**EXERCISE REQUIREMENTS:**
[1] Answer these questions about the MBES error excerpt:
(a) Which algorithm removed the gross errors shown in Figure 1(a)?
(b) In which measurements can systematic errors occur, based on the MBES equipment configuration?
(c) How are systematic errors in position data detected and calibrated?
[2] Copy the rows from the very first one through the row containing "dot: [374, 211, 376, 214]", both included, reproducing each unchanged.

**EXCERPTED TEXT:**
*****

When analyzing MBES data, the common processing methods include artificial translation, trend surface filters, robust estimation and the Combined Uncertainty Bathymetry Estimator (CUBE) algorithm (YANG FL et al., 2004; LI MS et al., 2007; HUANG CH et al., 2010; HUANG XY et al., 2010; HUANG MT et al.,2011). An example of bathymetric data being analyzed and cleaned using the CUBE algorithm method is shown in Figure.1. The gross errors that exist in Figure 1(a) have been eliminated by the application of the CUBE algorithm in Figure 1(b). A more faithful and accurate representation of the marine topography can be depicted after eliminating the errors.

Figure 1: A typical gross error and filtering effect – (a) Before Filter (b) After Filter

2.2 Systematic Errors

Based on the MBES equipment configuration, systematic errors can occur in position, attitude, sound velocity, tide and sounding system measurements. Furthermore, these errors affect position and depth data. Systematic errors need to be qualitatively and quantitatively analyzed.

The systematic errors in position data can be detected and calibrated by the fixed deviation in the plane position. This is obtained by the stability test of the positioning system. Furthermore, where the positioning signal is lost by an equipment malfunction and poor environment, the sampling interval of the position information can be considered to be reasonable and accurate by using interpolation and extrapolation measures.

*****

Entries for labeled regions
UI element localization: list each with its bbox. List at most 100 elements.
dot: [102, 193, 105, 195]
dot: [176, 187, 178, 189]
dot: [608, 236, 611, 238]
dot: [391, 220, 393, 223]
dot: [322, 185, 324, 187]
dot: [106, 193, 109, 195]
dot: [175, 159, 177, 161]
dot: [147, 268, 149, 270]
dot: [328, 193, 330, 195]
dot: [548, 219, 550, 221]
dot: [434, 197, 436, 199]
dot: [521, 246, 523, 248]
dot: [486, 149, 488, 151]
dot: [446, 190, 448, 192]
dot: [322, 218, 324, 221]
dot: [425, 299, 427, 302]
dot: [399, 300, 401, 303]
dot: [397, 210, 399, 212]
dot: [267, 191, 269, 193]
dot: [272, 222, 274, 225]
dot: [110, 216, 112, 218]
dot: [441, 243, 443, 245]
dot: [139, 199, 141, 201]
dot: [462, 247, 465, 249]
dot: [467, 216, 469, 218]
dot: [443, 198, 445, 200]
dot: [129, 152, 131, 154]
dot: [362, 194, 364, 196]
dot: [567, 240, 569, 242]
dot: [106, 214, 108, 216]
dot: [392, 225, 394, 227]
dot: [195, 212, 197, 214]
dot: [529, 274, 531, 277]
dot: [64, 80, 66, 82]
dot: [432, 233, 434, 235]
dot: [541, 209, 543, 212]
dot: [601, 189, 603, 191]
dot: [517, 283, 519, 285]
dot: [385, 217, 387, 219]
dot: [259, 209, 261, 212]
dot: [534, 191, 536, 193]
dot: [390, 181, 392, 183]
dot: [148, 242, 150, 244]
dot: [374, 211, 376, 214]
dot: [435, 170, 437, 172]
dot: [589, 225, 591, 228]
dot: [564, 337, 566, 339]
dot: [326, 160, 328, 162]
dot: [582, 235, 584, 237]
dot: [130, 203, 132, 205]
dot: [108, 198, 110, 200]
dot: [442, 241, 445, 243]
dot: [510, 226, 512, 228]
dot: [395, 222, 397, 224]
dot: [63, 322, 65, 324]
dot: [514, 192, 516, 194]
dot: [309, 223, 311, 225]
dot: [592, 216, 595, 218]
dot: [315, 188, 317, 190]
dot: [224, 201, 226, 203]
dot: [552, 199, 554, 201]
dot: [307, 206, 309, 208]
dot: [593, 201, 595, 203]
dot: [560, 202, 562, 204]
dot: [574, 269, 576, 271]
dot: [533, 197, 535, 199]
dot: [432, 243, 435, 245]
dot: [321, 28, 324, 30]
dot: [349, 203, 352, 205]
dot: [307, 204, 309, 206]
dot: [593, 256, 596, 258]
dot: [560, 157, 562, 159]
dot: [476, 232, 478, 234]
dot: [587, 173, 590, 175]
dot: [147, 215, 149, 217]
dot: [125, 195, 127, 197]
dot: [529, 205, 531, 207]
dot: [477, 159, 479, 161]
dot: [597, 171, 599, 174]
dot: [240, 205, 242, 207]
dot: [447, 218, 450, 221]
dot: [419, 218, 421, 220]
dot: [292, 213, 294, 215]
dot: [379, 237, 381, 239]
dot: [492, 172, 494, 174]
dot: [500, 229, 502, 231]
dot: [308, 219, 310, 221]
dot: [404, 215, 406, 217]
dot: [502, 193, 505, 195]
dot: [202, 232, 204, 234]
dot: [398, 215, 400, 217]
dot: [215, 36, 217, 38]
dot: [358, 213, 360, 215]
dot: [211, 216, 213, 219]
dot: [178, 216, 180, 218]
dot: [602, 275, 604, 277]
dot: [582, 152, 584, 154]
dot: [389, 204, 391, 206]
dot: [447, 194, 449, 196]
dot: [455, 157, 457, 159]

*****

**THE RESULTS:**
[1]
(a) The Combined Uncertainty Bathymetry Estimator (CUBE) algorithm.
(b) Position, attitude, sound velocity, tide and sounding system measurements.
(c) By the fixed deviation in the plane position, which is obtained by the stability test of the positioning system.

[2]
UI element localization: list each with its bbox. List at most 100 elements.
dot: [102, 193, 105, 195]
dot: [176, 187, 178, 189]
dot: [608, 236, 611, 238]
dot: [391, 220, 393, 223]
dot: [322, 185, 324, 187]
dot: [106, 193, 109, 195]
dot: [175, 159, 177, 161]
dot: [147, 268, 149, 270]
dot: [328, 193, 330, 195]
dot: [548, 219, 550, 221]
dot: [434, 197, 436, 199]
dot: [521, 246, 523, 248]
dot: [486, 149, 488, 151]
dot: [446, 190, 448, 192]
dot: [322, 218, 324, 221]
dot: [425, 299, 427, 302]
dot: [399, 300, 401, 303]
dot: [397, 210, 399, 212]
dot: [267, 191, 269, 193]
dot: [272, 222, 274, 225]
dot: [110, 216, 112, 218]
dot: [441, 243, 443, 245]
dot: [139, 199, 141, 201]
dot: [462, 247, 465, 249]
dot: [467, 216, 469, 218]
dot: [443, 198, 445, 200]
dot: [129, 152, 131, 154]
dot: [362, 194, 364, 196]
dot: [567, 240, 569, 242]
dot: [106, 214, 108, 216]
dot: [392, 225, 394, 227]
dot: [195, 212, 197, 214]
dot: [529, 274, 531, 277]
dot: [64, 80, 66, 82]
dot: [432, 233, 434, 235]
dot: [541, 209, 543, 212]
dot: [601, 189, 603, 191]
dot: [517, 283, 519, 285]
dot: [385, 217, 387, 219]
dot: [259, 209, 261, 212]
dot: [534, 191, 536, 193]
dot: [390, 181, 392, 183]
dot: [148, 242, 150, 244]
dot: [374, 211, 376, 214]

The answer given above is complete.